● Given task:
Return every line of the records below word for word, from the very first line down to and including the line that contains "axis-break-gap-top (590, 19, 597, 35)".

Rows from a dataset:
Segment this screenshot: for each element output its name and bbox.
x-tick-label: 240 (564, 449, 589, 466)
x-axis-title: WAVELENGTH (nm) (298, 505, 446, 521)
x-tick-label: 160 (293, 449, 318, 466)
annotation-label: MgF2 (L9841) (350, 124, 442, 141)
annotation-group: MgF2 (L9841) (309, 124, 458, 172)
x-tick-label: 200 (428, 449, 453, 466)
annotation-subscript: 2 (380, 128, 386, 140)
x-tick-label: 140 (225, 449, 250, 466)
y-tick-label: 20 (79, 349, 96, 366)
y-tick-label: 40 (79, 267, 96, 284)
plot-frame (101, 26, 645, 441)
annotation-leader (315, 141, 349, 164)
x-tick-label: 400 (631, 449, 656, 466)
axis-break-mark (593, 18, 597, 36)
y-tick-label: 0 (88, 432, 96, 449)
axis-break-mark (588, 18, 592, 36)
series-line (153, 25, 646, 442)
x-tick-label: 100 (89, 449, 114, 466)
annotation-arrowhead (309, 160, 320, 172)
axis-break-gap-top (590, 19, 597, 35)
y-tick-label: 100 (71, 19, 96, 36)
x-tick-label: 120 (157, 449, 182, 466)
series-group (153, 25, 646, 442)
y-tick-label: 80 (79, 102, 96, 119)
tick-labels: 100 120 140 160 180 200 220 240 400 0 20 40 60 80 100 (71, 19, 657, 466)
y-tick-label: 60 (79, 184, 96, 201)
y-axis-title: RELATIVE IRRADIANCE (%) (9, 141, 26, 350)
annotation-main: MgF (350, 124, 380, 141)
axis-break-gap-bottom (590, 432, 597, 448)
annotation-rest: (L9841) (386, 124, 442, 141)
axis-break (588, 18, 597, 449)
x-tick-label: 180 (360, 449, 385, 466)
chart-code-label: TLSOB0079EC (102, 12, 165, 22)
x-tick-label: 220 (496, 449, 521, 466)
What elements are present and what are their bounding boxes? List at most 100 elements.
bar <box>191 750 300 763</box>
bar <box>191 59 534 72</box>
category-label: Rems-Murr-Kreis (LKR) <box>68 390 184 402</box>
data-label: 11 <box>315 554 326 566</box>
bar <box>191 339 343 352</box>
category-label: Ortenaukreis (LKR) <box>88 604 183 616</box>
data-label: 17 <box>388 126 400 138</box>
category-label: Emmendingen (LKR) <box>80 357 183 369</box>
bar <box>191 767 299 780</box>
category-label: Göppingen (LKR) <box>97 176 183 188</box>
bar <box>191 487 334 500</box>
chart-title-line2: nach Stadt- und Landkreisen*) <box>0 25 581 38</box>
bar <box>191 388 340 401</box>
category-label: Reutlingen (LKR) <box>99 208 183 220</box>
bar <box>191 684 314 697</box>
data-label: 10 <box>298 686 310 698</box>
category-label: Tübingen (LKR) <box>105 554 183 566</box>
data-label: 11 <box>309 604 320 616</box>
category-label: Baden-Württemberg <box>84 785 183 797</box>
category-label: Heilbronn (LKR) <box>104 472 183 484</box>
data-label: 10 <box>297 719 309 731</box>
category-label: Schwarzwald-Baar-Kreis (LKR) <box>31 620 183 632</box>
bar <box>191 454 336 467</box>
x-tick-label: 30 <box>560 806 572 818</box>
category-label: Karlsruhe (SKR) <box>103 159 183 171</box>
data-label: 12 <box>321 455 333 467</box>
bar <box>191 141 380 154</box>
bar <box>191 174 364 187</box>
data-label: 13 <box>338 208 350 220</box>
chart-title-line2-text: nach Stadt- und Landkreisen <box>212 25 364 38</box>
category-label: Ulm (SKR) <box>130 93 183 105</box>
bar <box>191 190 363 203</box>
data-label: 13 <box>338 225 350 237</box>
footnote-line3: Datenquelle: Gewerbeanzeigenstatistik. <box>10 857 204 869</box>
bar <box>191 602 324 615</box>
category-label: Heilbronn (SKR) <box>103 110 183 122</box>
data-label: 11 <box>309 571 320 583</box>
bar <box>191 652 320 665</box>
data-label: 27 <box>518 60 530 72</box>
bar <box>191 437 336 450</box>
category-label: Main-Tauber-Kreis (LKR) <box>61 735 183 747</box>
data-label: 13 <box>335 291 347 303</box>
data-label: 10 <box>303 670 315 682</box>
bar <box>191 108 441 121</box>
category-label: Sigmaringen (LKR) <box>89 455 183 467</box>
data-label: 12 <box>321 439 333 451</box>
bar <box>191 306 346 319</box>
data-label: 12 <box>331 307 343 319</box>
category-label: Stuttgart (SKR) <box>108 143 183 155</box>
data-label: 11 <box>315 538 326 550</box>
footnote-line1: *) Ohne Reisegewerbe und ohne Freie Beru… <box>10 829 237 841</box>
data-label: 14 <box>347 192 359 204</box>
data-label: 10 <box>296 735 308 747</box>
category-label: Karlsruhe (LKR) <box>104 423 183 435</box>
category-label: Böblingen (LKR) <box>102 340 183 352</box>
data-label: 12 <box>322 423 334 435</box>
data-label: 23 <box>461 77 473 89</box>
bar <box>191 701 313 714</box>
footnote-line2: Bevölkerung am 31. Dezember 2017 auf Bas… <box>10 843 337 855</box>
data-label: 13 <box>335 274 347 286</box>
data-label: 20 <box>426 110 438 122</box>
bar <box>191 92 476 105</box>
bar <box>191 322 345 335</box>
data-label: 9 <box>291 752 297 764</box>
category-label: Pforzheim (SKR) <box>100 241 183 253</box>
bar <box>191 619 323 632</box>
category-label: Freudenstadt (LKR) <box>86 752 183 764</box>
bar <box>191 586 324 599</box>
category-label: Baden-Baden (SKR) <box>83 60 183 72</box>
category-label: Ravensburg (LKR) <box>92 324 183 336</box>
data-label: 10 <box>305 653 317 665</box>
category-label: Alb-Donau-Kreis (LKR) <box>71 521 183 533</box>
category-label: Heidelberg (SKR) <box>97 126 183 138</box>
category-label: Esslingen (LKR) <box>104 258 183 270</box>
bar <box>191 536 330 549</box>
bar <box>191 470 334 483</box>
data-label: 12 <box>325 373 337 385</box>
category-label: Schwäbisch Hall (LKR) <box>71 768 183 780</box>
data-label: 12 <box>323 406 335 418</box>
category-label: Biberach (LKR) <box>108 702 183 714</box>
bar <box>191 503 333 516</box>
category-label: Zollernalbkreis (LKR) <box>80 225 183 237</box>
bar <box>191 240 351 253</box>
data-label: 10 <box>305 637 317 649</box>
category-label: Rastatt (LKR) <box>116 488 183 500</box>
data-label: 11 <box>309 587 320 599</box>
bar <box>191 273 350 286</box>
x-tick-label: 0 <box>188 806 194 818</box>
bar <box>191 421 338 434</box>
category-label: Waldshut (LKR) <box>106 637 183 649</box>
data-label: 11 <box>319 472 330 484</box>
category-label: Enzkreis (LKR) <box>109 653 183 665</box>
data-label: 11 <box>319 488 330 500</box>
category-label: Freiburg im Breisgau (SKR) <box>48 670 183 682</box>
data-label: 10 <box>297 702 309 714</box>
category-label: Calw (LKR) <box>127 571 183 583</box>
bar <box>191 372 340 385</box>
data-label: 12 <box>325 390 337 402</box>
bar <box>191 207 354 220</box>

● Task answer:
Segment this screenshot: for each element output its name and bbox.
x-tick-label: 240 (564, 449, 589, 466)
x-axis-title: WAVELENGTH (nm) (298, 505, 446, 521)
x-tick-label: 160 (293, 449, 318, 466)
annotation-label: MgF2 (L9841) (350, 124, 442, 141)
annotation-group: MgF2 (L9841) (309, 124, 458, 172)
x-tick-label: 200 (428, 449, 453, 466)
annotation-subscript: 2 (380, 128, 386, 140)
x-tick-label: 140 (225, 449, 250, 466)
y-tick-label: 20 (79, 349, 96, 366)
y-tick-label: 40 (79, 267, 96, 284)
plot-frame (101, 26, 645, 441)
annotation-leader (315, 141, 349, 164)
x-tick-label: 400 (631, 449, 656, 466)
axis-break-mark (593, 18, 597, 36)
y-tick-label: 0 (88, 432, 96, 449)
axis-break-mark (588, 18, 592, 36)
series-line (153, 25, 646, 442)
x-tick-label: 100 (89, 449, 114, 466)
annotation-arrowhead (309, 160, 320, 172)
axis-break-gap-top (590, 19, 597, 35)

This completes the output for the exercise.